List each line holding the string "text".

■ **MATERIAL FOR THE TASK**:
☆ ☆ ☆ ☆ ☆
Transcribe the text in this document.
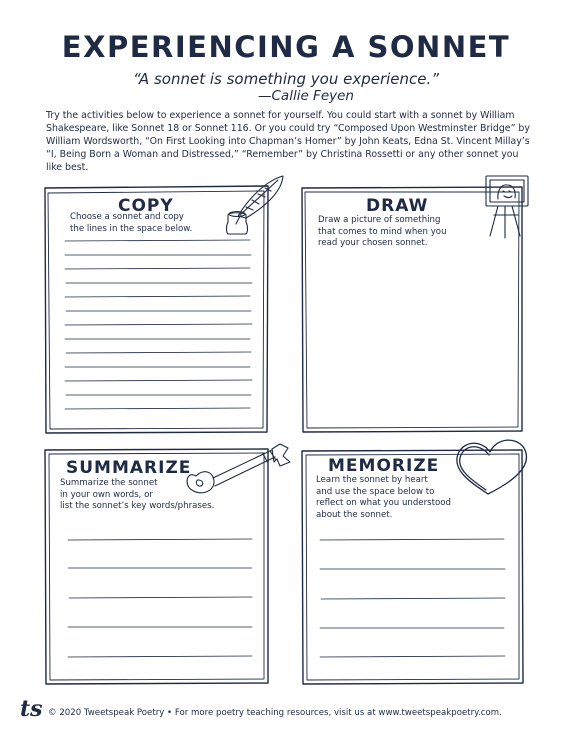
EXPERIENCING A SONNET
“A sonnet is something you experience.”
—Callie Feyen
Try the activities below to experience a sonnet for yourself. You could start with a sonnet by William Shakespeare, like Sonnet 18 or Sonnet 116. Or you could try “Composed Upon Westminster Bridge” by William Wordsworth, “On First Looking into Chapman’s Homer” by John Keats, Edna St. Vincent Millay’s “I, Being Born a Woman and Distressed,” “Remember” by Christina Rossetti or any other sonnet you like best.
COPY
Choose a sonnet and copy
the lines in the space below.
DRAW
Draw a picture of something
that comes to mind when you
read your chosen sonnet.
SUMMARIZE
Summarize the sonnet
in your own words, or
list the sonnet’s key words/phrases.
MEMORIZE
Learn the sonnet by heart
and use the space below to
reflect on what you understood
about the sonnet.
ts © 2020 Tweetspeak Poetry • For more poetry teaching resources, visit us at www.tweetspeakpoetry.com.
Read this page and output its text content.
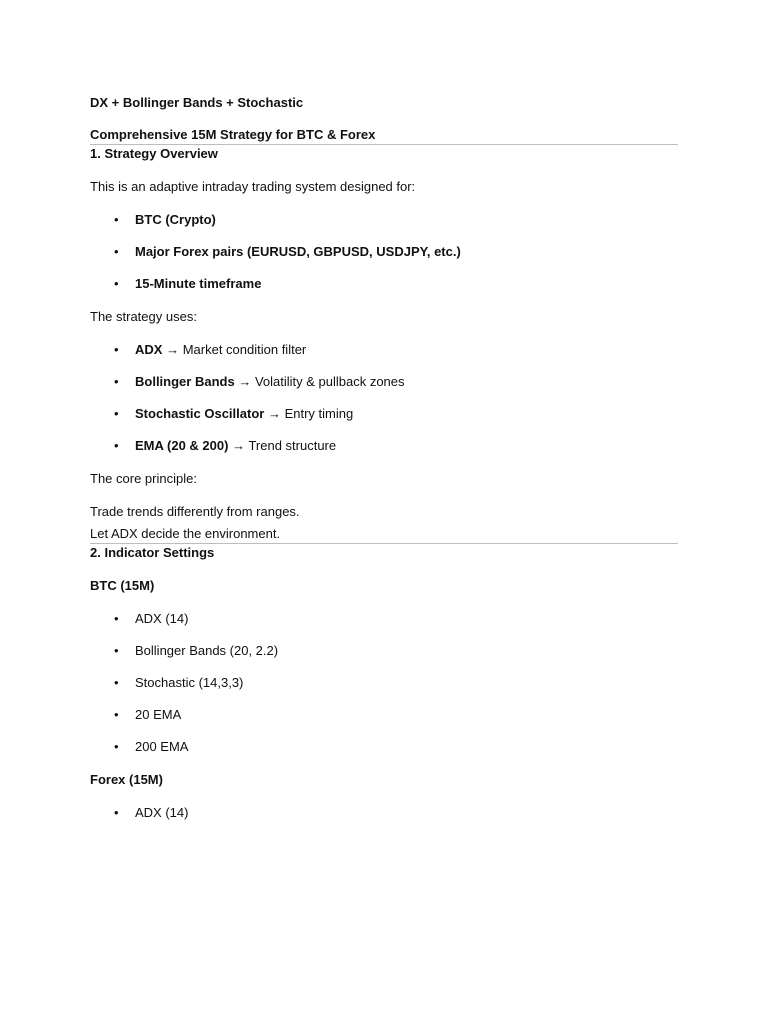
DX + Bollinger Bands + Stochastic

Comprehensive 15M Strategy for BTC & Forex

1. Strategy Overview

This is an adaptive intraday trading system designed for:

• BTC (Crypto)
• Major Forex pairs (EURUSD, GBPUSD, USDJPY, etc.)
• 15-Minute timeframe

The strategy uses:

• ADX → Market condition filter
• Bollinger Bands → Volatility & pullback zones
• Stochastic Oscillator → Entry timing
• EMA (20 & 200) → Trend structure

The core principle:

Trade trends differently from ranges.

Let ADX decide the environment.

2. Indicator Settings

BTC (15M)

• ADX (14)
• Bollinger Bands (20, 2.2)
• Stochastic (14,3,3)
• 20 EMA
• 200 EMA

Forex (15M)

• ADX (14)
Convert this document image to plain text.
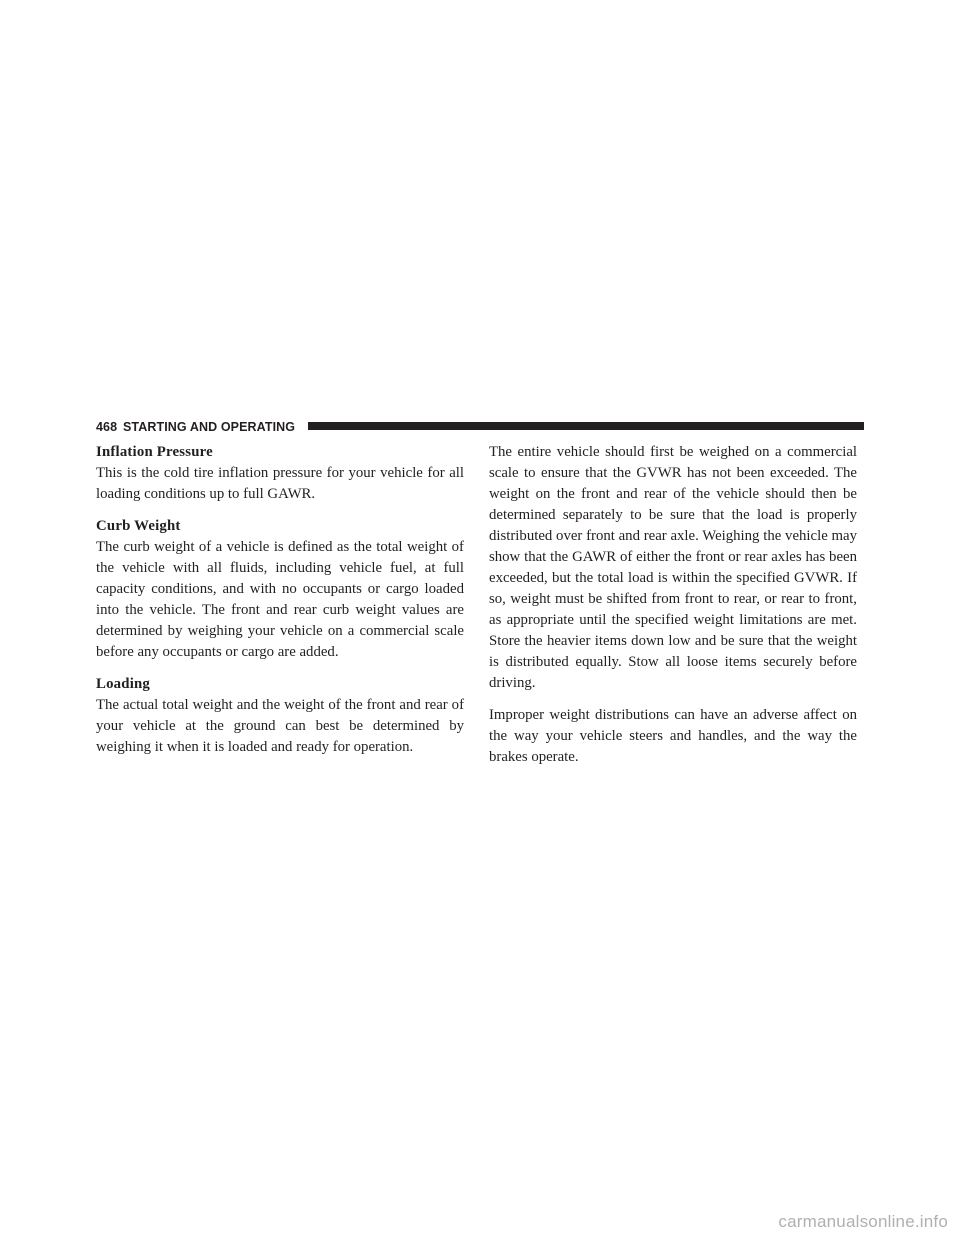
468 STARTING AND OPERATING

Inflation Pressure

This is the cold tire inflation pressure for your vehicle for all loading conditions up to full GAWR.

Curb Weight

The curb weight of a vehicle is defined as the total weight of the vehicle with all fluids, including vehicle fuel, at full capacity conditions, and with no occupants or cargo loaded into the vehicle. The front and rear curb weight values are determined by weighing your vehicle on a commercial scale before any occupants or cargo are added.

Loading

The actual total weight and the weight of the front and rear of your vehicle at the ground can best be determined by weighing it when it is loaded and ready for operation.

The entire vehicle should first be weighed on a commercial scale to ensure that the GVWR has not been exceeded. The weight on the front and rear of the vehicle should then be determined separately to be sure that the load is properly distributed over front and rear axle. Weighing the vehicle may show that the GAWR of either the front or rear axles has been exceeded, but the total load is within the specified GVWR. If so, weight must be shifted from front to rear, or rear to front, as appropriate until the specified weight limitations are met. Store the heavier items down low and be sure that the weight is distributed equally. Stow all loose items securely before driving.

Improper weight distributions can have an adverse affect on the way your vehicle steers and handles, and the way the brakes operate.

carmanualsonline.info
☆ ☆ ☆ ☆ ☆
■ **SOLUTION TO THE PROBLEM**:
Transcribe the text in this document.
Read this page and output its text content.
Convert this document image to plain text.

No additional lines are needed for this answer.